■ **What the exercise asks**: Only a number is wanted. Count the lines holding the string "Translation".

■ **Supplied information**:
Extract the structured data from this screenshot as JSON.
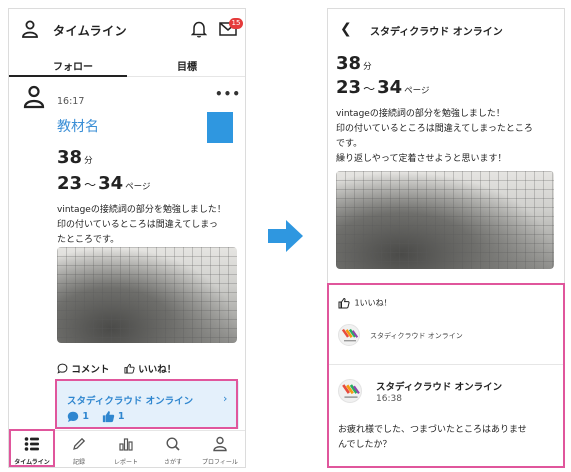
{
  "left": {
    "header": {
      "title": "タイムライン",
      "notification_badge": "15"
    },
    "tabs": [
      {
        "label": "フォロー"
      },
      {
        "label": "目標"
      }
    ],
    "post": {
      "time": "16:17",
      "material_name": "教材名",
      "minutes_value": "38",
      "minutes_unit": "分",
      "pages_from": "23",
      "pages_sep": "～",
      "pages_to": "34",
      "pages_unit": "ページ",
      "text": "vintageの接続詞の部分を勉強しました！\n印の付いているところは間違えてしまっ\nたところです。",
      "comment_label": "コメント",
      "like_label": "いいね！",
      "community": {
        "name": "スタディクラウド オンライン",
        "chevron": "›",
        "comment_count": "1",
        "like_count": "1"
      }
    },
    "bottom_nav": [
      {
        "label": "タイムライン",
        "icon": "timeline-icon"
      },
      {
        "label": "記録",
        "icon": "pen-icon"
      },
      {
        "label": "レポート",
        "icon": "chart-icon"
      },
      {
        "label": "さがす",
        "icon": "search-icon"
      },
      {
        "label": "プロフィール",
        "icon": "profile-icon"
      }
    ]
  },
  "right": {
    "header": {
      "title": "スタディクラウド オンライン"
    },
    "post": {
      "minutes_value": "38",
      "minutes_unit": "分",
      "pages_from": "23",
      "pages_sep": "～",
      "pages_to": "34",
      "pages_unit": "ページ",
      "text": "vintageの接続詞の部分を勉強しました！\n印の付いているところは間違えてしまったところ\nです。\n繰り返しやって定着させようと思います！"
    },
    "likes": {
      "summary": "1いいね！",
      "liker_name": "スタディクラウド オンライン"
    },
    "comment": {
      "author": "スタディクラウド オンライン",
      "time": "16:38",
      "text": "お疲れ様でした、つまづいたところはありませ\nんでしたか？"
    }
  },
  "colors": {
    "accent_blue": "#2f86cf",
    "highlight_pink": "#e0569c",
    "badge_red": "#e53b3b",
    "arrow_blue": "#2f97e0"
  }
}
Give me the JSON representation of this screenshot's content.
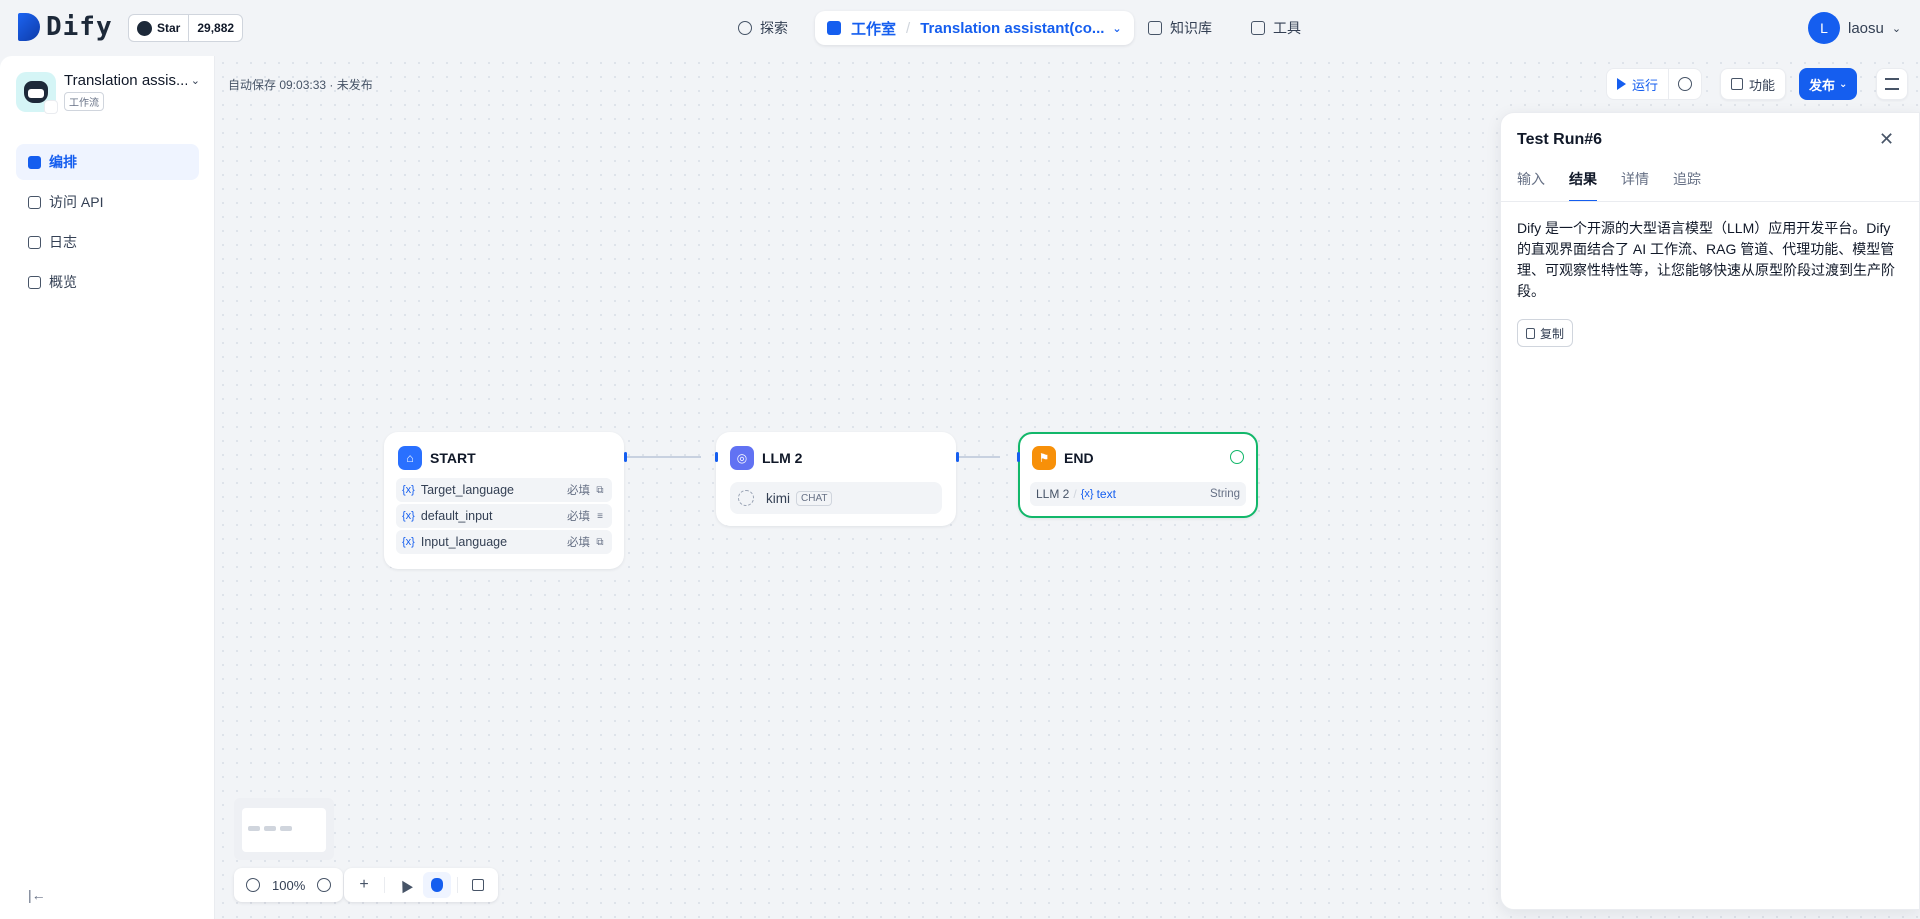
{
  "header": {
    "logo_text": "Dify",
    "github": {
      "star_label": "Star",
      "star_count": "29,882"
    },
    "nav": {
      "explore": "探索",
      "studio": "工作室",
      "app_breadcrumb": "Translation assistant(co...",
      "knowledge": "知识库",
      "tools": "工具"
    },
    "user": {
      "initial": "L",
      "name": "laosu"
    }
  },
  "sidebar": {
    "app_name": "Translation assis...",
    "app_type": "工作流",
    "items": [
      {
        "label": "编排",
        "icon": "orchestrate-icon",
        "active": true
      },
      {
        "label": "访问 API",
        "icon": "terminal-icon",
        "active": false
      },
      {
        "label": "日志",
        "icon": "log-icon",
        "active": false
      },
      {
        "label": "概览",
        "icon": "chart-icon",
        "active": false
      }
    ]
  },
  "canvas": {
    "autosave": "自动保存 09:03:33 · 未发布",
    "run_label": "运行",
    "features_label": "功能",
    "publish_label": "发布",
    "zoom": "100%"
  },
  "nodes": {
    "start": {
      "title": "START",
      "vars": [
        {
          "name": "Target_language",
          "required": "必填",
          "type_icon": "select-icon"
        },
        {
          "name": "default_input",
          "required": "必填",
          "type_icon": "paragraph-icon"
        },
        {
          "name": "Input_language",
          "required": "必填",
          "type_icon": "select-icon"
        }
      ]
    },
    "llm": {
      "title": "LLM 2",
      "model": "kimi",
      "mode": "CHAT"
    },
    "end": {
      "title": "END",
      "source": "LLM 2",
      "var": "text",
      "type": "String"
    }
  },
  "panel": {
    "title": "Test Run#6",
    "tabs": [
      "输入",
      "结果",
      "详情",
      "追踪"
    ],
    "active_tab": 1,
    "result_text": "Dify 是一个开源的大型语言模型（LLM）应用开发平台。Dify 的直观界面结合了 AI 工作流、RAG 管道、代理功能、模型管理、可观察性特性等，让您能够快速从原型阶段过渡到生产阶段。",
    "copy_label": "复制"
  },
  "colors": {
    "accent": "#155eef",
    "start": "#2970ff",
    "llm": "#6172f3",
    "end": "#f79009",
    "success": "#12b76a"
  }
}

■ **Answer to this task**: 2